> **Data rows**:
· · ·

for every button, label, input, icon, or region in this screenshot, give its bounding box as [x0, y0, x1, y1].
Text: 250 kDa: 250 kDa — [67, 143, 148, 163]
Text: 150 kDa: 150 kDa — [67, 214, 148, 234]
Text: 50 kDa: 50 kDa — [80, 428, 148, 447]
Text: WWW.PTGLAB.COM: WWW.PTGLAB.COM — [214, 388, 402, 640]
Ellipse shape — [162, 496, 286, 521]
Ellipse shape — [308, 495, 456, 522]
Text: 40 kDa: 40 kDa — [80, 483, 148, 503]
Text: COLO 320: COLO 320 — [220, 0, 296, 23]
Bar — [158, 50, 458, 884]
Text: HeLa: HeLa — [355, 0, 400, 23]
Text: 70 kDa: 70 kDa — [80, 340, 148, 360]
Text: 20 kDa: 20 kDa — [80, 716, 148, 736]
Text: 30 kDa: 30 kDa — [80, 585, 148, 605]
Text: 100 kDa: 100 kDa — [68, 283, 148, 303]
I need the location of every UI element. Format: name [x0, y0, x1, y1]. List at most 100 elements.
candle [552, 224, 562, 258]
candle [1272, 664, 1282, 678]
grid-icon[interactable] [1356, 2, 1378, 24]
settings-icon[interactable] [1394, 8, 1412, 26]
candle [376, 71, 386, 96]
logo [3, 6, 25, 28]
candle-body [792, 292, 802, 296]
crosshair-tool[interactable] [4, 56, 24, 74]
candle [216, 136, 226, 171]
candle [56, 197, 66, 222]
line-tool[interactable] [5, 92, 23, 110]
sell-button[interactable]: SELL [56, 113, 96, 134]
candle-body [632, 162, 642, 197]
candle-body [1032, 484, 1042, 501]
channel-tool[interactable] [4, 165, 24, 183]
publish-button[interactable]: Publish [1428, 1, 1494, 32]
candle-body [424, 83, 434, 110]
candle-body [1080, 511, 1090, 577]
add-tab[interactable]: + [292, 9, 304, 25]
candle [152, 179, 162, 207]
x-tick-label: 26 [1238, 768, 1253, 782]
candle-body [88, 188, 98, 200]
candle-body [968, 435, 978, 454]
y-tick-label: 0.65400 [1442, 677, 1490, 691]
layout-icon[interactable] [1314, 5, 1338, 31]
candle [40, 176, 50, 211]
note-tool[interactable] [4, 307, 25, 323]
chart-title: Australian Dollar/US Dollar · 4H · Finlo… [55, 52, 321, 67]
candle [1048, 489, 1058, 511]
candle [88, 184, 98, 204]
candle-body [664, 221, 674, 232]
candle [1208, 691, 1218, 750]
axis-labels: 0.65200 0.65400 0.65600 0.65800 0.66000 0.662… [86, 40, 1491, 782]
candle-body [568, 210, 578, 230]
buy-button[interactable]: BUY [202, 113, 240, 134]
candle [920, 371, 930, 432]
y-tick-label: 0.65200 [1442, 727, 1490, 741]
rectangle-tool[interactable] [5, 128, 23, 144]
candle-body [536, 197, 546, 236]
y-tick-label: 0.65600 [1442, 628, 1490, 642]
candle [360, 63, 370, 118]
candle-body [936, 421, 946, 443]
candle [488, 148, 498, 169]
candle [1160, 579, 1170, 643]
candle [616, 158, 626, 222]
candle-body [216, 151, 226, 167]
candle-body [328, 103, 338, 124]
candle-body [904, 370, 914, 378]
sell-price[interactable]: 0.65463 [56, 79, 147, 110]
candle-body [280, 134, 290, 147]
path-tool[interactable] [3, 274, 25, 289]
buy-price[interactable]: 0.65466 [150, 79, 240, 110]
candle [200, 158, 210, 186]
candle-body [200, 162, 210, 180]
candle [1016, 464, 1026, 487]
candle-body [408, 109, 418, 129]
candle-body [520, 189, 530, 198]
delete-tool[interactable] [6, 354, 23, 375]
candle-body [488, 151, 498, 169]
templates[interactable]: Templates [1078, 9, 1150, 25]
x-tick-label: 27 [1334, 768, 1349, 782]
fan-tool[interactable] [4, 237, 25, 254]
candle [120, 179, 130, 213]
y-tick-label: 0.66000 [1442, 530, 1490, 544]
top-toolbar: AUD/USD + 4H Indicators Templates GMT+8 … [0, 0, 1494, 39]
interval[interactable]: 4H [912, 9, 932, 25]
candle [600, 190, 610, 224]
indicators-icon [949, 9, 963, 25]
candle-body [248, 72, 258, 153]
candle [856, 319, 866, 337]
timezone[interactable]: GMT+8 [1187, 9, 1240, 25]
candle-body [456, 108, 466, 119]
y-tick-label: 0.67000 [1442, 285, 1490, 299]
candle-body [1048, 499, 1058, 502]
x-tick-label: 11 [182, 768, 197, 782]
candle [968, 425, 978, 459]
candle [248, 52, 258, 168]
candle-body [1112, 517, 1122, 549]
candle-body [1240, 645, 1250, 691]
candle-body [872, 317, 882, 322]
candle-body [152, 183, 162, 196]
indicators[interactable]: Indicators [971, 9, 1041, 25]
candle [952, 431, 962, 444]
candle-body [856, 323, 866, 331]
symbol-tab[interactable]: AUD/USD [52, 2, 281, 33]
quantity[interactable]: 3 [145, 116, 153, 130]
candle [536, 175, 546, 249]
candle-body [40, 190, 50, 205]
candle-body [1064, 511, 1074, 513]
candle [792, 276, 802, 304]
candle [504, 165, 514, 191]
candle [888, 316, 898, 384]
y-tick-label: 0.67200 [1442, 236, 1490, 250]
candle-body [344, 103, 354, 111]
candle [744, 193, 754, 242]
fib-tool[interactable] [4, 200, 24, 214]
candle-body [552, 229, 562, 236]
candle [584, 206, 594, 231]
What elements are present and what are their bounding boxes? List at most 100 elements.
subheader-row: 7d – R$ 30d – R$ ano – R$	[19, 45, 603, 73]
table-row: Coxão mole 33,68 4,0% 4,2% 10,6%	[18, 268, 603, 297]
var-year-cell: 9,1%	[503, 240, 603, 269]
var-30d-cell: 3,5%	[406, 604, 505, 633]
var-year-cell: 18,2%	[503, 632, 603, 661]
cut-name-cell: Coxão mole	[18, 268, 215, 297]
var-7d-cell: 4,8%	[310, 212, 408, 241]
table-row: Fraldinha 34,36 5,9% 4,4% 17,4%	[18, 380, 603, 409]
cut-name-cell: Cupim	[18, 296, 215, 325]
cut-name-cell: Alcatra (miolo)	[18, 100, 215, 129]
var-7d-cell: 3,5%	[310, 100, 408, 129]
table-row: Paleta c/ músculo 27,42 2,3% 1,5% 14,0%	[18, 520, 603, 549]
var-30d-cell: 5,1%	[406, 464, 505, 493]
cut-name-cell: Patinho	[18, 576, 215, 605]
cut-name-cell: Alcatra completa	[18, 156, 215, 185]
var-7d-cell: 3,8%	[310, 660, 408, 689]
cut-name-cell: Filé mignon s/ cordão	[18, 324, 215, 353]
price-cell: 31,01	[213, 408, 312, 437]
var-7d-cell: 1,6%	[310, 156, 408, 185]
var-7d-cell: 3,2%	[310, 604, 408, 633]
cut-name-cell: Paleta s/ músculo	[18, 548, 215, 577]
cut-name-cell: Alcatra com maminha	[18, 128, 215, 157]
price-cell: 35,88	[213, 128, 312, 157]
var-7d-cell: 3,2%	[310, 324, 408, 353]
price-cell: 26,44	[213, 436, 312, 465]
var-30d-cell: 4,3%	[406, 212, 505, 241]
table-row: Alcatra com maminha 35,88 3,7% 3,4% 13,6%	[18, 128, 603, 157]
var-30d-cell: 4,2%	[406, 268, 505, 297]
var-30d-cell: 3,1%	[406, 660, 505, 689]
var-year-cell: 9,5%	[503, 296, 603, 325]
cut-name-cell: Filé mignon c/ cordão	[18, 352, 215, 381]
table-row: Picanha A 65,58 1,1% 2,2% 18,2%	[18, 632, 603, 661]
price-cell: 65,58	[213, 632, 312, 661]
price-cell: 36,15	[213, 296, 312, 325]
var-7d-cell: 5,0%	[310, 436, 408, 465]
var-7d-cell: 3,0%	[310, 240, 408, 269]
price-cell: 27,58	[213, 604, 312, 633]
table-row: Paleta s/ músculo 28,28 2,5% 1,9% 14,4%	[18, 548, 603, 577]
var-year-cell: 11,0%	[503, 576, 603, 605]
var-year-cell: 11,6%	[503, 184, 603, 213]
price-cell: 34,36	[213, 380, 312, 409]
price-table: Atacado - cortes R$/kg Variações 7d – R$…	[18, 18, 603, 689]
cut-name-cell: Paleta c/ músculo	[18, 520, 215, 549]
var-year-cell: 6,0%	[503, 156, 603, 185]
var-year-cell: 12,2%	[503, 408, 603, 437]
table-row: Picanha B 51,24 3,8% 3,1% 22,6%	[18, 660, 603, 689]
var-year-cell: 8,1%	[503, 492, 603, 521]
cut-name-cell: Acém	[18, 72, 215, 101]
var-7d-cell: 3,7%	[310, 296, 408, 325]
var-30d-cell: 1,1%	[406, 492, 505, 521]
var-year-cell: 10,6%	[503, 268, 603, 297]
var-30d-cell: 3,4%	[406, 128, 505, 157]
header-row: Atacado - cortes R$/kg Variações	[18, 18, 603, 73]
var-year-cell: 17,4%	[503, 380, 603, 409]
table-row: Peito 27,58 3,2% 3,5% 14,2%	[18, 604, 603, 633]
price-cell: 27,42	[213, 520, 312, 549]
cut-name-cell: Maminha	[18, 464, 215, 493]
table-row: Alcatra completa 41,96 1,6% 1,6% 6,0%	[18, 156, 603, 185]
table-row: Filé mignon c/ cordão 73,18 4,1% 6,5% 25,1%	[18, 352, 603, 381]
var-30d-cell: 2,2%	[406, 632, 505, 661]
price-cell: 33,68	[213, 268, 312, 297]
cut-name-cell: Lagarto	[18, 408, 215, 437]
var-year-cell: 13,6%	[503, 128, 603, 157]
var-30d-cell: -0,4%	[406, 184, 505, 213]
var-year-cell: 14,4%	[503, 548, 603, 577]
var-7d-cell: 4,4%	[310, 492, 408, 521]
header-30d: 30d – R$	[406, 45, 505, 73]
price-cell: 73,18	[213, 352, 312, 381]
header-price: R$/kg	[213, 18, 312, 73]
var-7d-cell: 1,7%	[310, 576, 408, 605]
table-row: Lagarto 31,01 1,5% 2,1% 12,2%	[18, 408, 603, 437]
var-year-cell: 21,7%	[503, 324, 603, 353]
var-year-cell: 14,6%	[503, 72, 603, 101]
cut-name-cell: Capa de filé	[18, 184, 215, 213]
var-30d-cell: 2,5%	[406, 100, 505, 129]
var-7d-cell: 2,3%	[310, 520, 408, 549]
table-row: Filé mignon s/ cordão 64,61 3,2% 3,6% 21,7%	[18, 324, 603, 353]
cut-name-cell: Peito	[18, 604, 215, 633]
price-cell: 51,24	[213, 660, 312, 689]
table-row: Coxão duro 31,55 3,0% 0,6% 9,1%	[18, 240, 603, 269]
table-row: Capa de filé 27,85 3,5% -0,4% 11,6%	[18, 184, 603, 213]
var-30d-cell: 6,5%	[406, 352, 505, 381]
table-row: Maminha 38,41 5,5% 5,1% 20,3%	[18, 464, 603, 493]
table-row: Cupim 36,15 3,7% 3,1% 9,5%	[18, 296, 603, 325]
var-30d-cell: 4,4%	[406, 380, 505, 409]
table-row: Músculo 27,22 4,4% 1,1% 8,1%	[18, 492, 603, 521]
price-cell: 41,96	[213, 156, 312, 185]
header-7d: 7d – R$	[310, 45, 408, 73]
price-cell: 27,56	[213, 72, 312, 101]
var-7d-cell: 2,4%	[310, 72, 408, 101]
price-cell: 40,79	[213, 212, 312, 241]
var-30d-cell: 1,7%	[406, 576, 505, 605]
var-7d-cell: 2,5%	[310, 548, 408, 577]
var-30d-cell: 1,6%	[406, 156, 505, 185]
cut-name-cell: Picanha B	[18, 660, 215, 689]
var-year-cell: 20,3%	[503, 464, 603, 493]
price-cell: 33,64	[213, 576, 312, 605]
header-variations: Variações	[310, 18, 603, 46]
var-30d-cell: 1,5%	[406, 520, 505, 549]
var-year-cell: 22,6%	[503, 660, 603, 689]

· · ·

> **Task goal**: Copy out every line in the records above that contains the word "cortes".

> **Expected output**:
price-table: Atacado - cortes R$/kg Variações 7d – R$…	[18, 18, 603, 689]
header-row: Atacado - cortes R$/kg Variações	[18, 18, 603, 73]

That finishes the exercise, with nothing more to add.